TASK BRIEF – What follows is a listing. Return every line of it exactly.

═════ DATA LINES ═════

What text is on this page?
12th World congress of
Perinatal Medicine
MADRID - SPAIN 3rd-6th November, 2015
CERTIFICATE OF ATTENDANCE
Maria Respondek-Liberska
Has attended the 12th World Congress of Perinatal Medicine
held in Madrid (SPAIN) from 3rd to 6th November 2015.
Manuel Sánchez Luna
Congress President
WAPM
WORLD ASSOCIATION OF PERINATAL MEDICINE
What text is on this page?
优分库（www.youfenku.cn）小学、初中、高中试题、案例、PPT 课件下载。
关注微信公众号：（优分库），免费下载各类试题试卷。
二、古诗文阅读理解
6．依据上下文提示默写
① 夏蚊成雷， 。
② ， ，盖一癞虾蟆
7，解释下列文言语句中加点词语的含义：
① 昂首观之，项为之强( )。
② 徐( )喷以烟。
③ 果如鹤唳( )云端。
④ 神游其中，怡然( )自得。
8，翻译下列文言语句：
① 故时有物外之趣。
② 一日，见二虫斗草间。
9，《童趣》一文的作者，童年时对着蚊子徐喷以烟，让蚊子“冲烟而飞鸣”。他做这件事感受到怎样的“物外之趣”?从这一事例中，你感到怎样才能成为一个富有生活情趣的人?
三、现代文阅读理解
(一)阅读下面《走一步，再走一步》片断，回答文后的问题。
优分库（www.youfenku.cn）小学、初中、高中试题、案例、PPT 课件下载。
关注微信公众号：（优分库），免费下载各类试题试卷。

═════

WRITTEN SOLUTION –
What text is on this page?
12th World congress of
Perinatal Medicine
MADRID - SPAIN 3rd-6th November, 2015
CERTIFICATE OF ATTENDANCE
Maria Respondek-Liberska
Has attended the 12th World Congress of Perinatal Medicine
held in Madrid (SPAIN) from 3rd to 6th November 2015.
Manuel Sánchez Luna
Congress President
WAPM
WORLD ASSOCIATION OF PERINATAL MEDICINE
What text is on this page?
优分库（www.youfenku.cn）小学、初中、高中试题、案例、PPT 课件下载。
关注微信公众号：（优分库），免费下载各类试题试卷。
二、古诗文阅读理解
6．依据上下文提示默写
① 夏蚊成雷， 。
② ， ，盖一癞虾蟆
7，解释下列文言语句中加点词语的含义：
① 昂首观之，项为之强( )。
② 徐( )喷以烟。
③ 果如鹤唳( )云端。
④ 神游其中，怡然( )自得。
8，翻译下列文言语句：
① 故时有物外之趣。
② 一日，见二虫斗草间。
9，《童趣》一文的作者，童年时对着蚊子徐喷以烟，让蚊子“冲烟而飞鸣”。他做这件事感受到怎样的“物外之趣”?从这一事例中，你感到怎样才能成为一个富有生活情趣的人?
三、现代文阅读理解
(一)阅读下面《走一步，再走一步》片断，回答文后的问题。
优分库（www.youfenku.cn）小学、初中、高中试题、案例、PPT 课件下载。
关注微信公众号：（优分库），免费下载各类试题试卷。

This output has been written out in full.